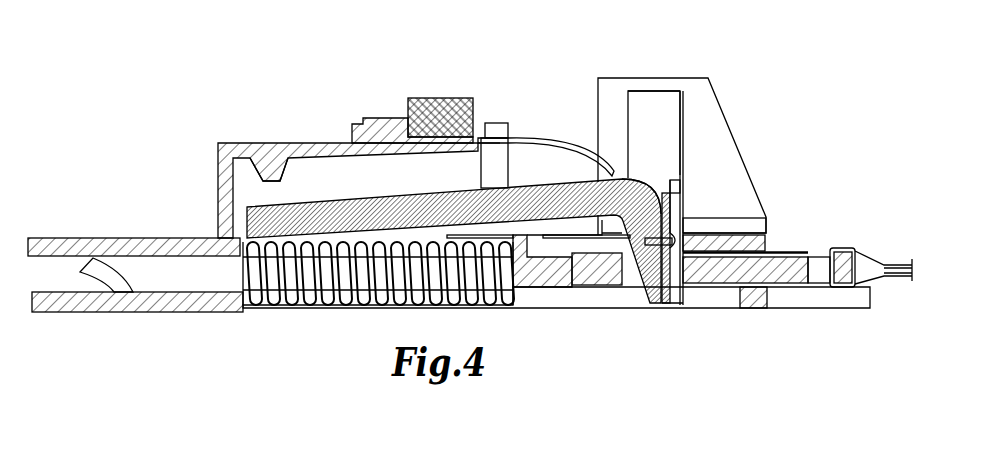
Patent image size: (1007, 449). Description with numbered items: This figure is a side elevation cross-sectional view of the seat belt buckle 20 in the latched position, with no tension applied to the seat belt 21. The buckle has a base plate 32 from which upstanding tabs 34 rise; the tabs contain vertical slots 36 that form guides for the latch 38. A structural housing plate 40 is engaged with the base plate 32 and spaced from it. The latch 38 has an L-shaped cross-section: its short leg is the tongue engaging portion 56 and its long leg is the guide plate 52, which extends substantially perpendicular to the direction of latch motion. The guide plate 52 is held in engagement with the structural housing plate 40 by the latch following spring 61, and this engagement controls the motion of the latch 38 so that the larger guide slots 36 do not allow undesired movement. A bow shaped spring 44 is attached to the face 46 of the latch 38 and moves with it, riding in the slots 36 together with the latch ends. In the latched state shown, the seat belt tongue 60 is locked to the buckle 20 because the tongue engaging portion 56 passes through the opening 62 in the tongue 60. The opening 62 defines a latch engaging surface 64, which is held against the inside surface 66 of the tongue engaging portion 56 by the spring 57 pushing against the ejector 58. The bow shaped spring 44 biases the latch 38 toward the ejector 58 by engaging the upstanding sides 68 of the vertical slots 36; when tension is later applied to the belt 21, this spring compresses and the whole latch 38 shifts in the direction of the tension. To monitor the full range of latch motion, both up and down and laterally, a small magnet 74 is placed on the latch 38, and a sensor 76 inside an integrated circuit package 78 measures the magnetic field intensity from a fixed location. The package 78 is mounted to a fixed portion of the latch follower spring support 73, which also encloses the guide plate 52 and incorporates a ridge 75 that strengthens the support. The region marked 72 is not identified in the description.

The seat belt buckle 20 is at (242, 93).
The seat belt 21 is at (873, 252).
The base plate 32 is at (153, 313).
The upstanding tabs 34 is at (720, 100).
The vertical slots 36 is at (665, 92).
The latch 38 is at (642, 178).
The structural housing plate 40 is at (115, 238).
The bow shaped spring 44 is at (678, 205).
The face of the latch 46 is at (678, 224).
The guide plate 52 is at (335, 198).
The tongue engaging portion 56 is at (646, 244).
The spring 57 is at (363, 306).
The ejector 58 is at (556, 290).
The seat belt tongue 60 is at (803, 252).
The latch following spring 61 is at (548, 140).
The opening 62 is at (680, 307).
The latch engaging surface 64 is at (668, 305).
The inside surface 66 is at (600, 290).
The upstanding sides 68 is at (679, 118).
The stop plate 72 is at (503, 222).
The latch follower spring support 73 is at (280, 142).
The magnet 74 is at (495, 122).
The ridge 75 is at (277, 182).
The sensor 76 is at (453, 98).
The integrated circuit package 78 is at (405, 116).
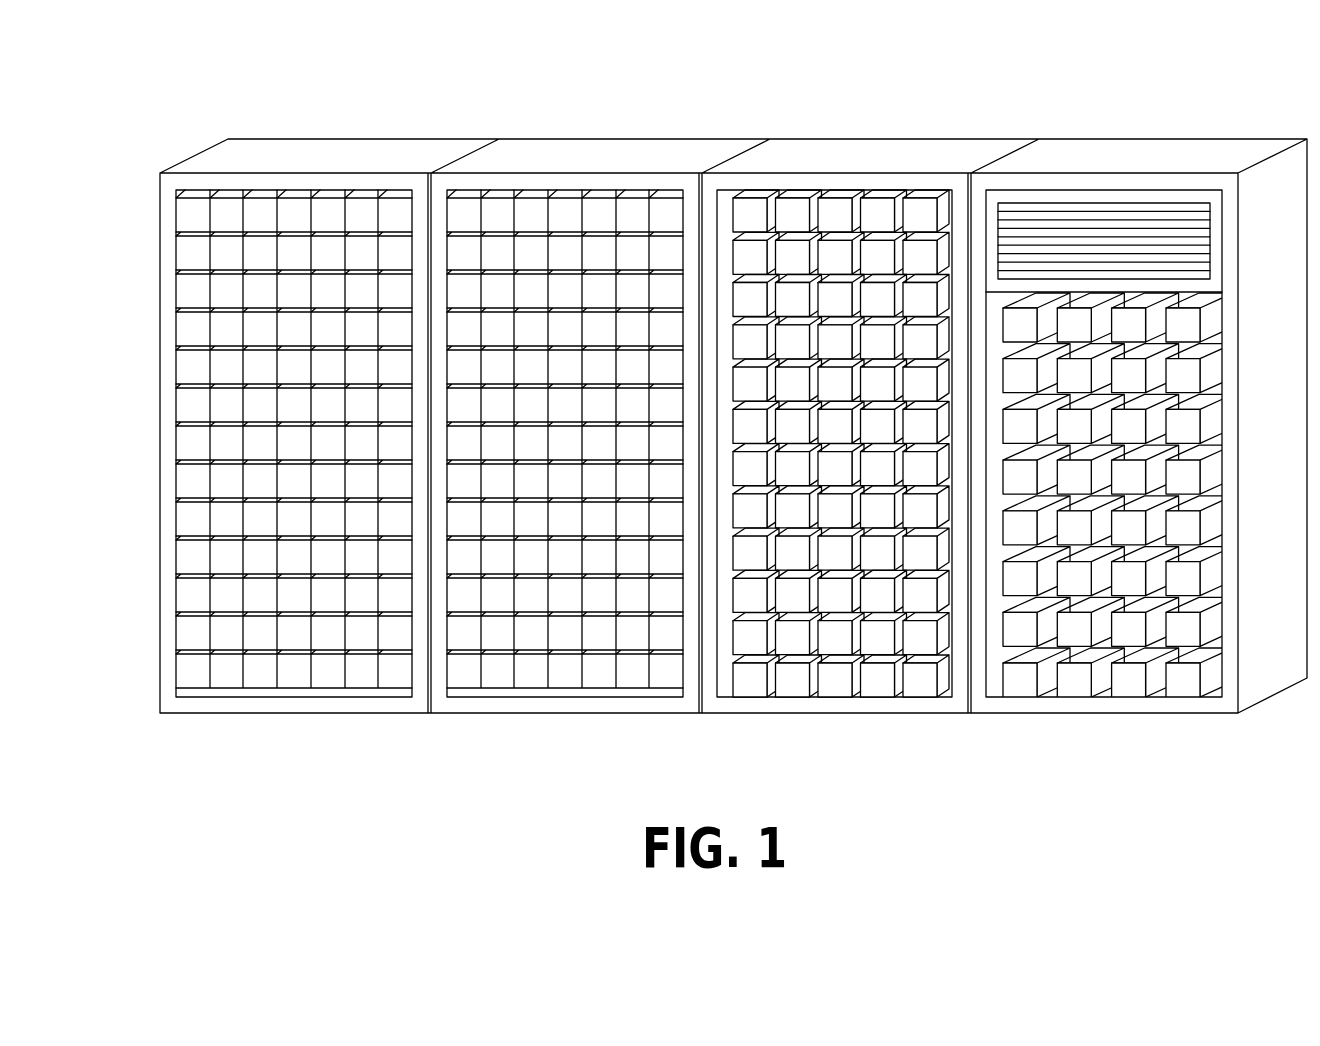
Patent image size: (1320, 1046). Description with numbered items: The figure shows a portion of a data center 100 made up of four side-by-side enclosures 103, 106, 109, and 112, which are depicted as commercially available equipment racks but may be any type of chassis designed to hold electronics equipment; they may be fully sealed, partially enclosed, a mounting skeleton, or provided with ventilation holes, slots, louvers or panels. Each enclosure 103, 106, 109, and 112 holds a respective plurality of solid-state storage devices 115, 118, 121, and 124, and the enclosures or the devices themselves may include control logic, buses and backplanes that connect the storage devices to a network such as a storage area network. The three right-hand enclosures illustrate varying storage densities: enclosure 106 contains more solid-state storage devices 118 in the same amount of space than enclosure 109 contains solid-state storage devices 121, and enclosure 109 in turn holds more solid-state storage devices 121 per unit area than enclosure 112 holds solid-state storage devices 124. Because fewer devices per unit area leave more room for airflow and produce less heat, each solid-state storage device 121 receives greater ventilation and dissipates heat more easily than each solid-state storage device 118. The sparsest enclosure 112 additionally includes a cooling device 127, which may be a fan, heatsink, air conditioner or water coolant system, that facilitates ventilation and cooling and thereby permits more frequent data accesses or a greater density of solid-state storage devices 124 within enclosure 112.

# # # # #

▶ Given instruction: Convert the material into a JSON list of strings, one string per line. Start at the beginning of the material, stop after the line that contains "The base plate 32 is at (153, 313).", skip blank lines, and leave the pictures out.

▶ Solution to the problem:
[
  "Patent image size: (1007, 449). Description with numbered items: This figure is a side elevation cross-sectional view of the seat belt buckle 20 in the latched position, with no tension applied to the seat belt 21. The buckle has a base plate 32 from which upstanding tabs 34 rise; the tabs contain vertical slots 36 that form guides for the latch 38. A structural housing plate 40 is engaged with the base plate 32 and spaced from it. The latch 38 has an L-shaped cross-section: its short leg is the tongue engaging portion 56 and its long leg is the guide plate 52, which extends substantially perpendicular to the direction of latch motion. The guide plate 52 is held in engagement with the structural housing plate 40 by the latch following spring 61, and this engagement controls the motion of the latch 38 so that the larger guide slots 36 do not allow undesired movement. A bow shaped spring 44 is attached to the face 46 of the latch 38 and moves with it, riding in the slots 36 together with the latch ends. In the latched state shown, the seat belt tongue 60 is locked to the buckle 20 because the tongue engaging portion 56 passes through the opening 62 in the tongue 60. The opening 62 defines a latch engaging surface 64, which is held against the inside surface 66 of the tongue engaging portion 56 by the spring 57 pushing against the ejector 58. The bow shaped spring 44 biases the latch 38 toward the ejector 58 by engaging the upstanding sides 68 of the vertical slots 36; when tension is later applied to the belt 21, this spring compresses and the whole latch 38 shifts in the direction of the tension. To monitor the full range of latch motion, both up and down and laterally, a small magnet 74 is placed on the latch 38, and a sensor 76 inside an integrated circuit package 78 measures the magnetic field intensity from a fixed location. The package 78 is mounted to a fixed portion of the latch follower spring support 73, which also encloses the guide plate 52 and incorporates a ridge 75 that strengthens the support. The region marked 72 is not identified in the description.",
  "The seat belt buckle 20 is at (242, 93).",
  "The seat belt 21 is at (873, 252).",
  "The base plate 32 is at (153, 313)."
]